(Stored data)
## start

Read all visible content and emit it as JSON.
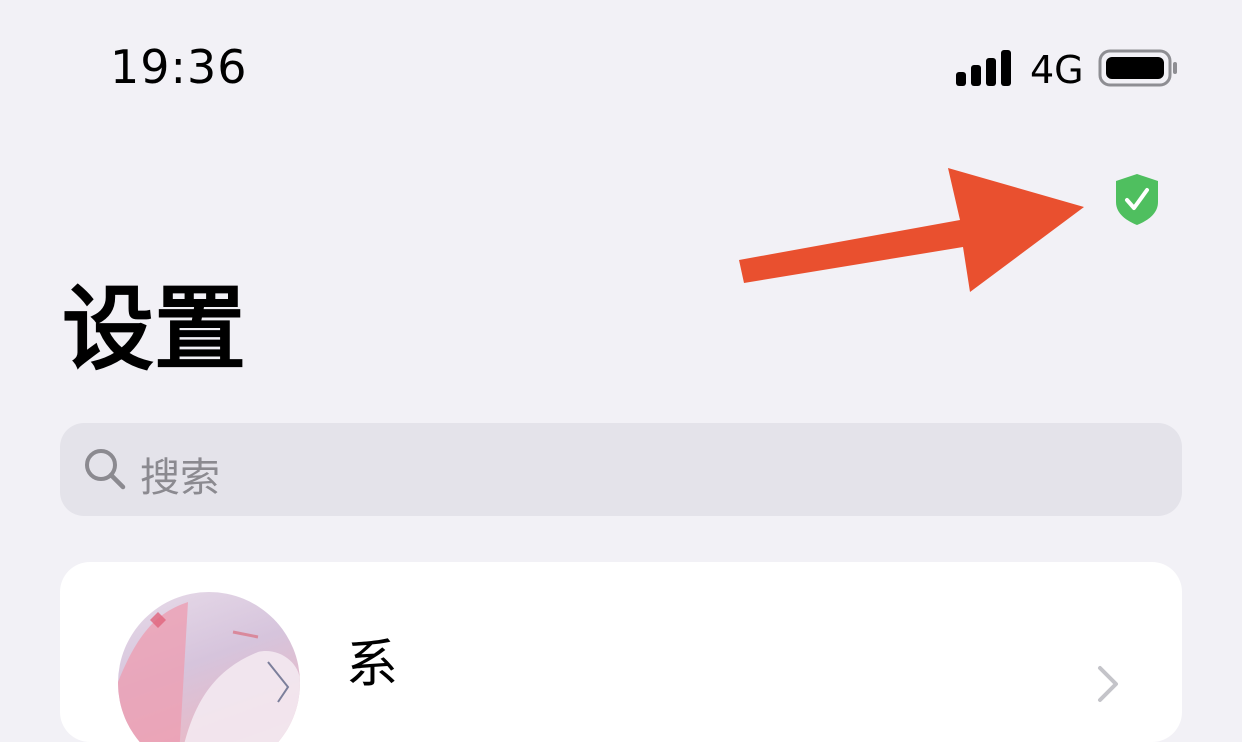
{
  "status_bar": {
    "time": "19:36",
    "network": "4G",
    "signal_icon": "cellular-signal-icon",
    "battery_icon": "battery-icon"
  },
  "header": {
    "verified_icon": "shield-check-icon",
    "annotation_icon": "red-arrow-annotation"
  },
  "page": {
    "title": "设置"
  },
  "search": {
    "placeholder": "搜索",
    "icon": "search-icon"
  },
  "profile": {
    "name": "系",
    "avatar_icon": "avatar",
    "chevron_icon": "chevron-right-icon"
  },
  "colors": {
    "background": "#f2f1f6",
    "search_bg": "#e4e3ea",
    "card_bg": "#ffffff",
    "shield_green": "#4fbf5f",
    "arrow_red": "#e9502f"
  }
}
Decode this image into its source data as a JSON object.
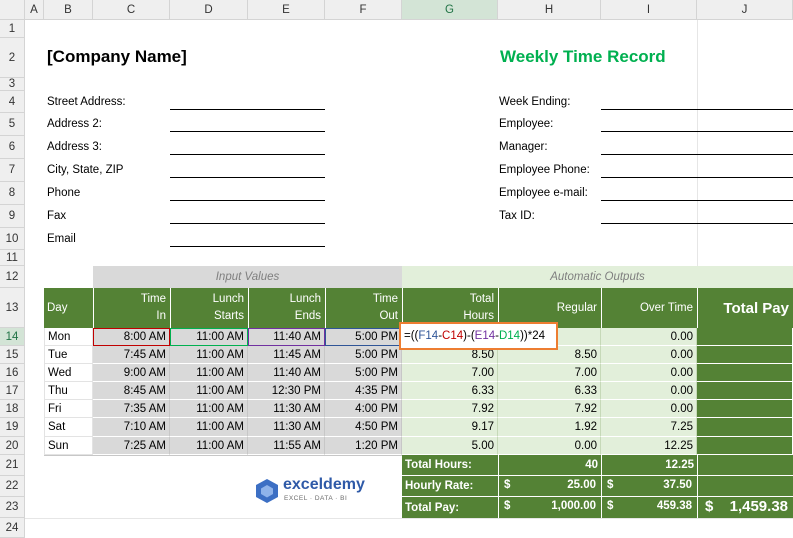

## end
## start

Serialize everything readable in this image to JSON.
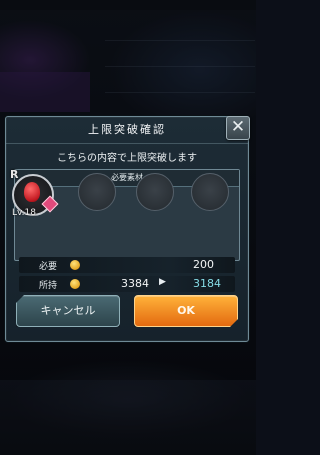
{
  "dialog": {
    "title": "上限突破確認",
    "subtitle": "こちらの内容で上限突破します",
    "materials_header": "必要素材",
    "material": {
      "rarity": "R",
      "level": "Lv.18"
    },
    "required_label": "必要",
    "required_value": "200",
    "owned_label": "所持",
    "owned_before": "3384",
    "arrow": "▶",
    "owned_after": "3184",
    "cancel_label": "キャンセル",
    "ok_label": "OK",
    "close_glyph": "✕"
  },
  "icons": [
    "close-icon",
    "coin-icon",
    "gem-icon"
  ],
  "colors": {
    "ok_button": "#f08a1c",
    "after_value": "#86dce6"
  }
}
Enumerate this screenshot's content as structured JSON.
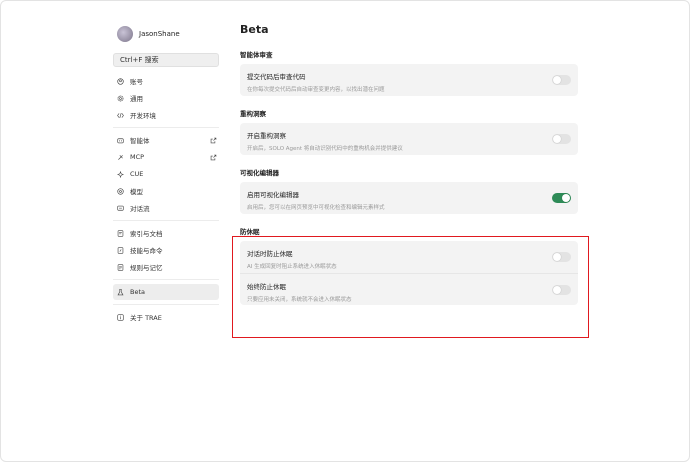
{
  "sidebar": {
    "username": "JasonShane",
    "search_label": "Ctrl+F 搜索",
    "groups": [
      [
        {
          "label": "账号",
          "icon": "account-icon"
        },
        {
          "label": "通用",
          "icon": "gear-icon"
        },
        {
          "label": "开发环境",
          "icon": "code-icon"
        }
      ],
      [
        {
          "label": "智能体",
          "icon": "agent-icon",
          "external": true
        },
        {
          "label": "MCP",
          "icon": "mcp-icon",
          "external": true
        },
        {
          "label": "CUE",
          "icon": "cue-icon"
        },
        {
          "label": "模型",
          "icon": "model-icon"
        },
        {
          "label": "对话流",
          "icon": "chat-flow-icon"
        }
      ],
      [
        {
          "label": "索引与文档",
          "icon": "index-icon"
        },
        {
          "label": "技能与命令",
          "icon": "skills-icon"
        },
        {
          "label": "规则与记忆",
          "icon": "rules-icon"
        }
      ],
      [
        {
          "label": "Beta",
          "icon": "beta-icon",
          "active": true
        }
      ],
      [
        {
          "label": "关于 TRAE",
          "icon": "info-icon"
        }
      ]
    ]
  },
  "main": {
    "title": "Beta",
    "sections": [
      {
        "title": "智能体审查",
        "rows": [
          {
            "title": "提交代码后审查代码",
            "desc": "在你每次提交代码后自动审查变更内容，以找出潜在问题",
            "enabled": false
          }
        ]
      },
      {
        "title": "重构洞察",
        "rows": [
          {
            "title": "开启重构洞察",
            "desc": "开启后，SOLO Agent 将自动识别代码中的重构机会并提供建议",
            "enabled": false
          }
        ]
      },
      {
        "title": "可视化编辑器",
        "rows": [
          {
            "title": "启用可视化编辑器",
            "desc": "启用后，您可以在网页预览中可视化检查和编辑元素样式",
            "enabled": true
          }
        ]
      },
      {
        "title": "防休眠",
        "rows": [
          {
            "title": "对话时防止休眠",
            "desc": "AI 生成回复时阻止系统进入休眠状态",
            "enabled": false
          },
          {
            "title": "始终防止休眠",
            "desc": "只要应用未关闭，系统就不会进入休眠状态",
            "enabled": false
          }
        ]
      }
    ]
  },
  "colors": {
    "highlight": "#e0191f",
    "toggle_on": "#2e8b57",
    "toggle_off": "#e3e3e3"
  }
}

## end

#### Task requirements
Give again, exactly as written above, every line from the one holding "Read all visible content and emit it as JSON." to the one holding "Decode this image", with both ends kept and the pictures left out.

#### Final result
Read all visible content and emit it as JSON.
{
  "status_bar": {
    "time": "19:36",
    "network": "4G",
    "signal_icon": "cellular-signal-icon",
    "battery_icon": "battery-icon"
  },
  "header": {
    "verified_icon": "shield-check-icon",
    "annotation_icon": "red-arrow-annotation"
  },
  "page": {
    "title": "设置"
  },
  "search": {
    "placeholder": "搜索",
    "icon": "search-icon"
  },
  "profile": {
    "name": "系",
    "avatar_icon": "avatar",
    "chevron_icon": "chevron-right-icon"
  },
  "colors": {
    "background": "#f2f1f6",
    "search_bg": "#e4e3ea",
    "card_bg": "#ffffff",
    "shield_green": "#4fbf5f",
    "arrow_red": "#e9502f"
  }
}
Decode this image into its source data as a JSON object.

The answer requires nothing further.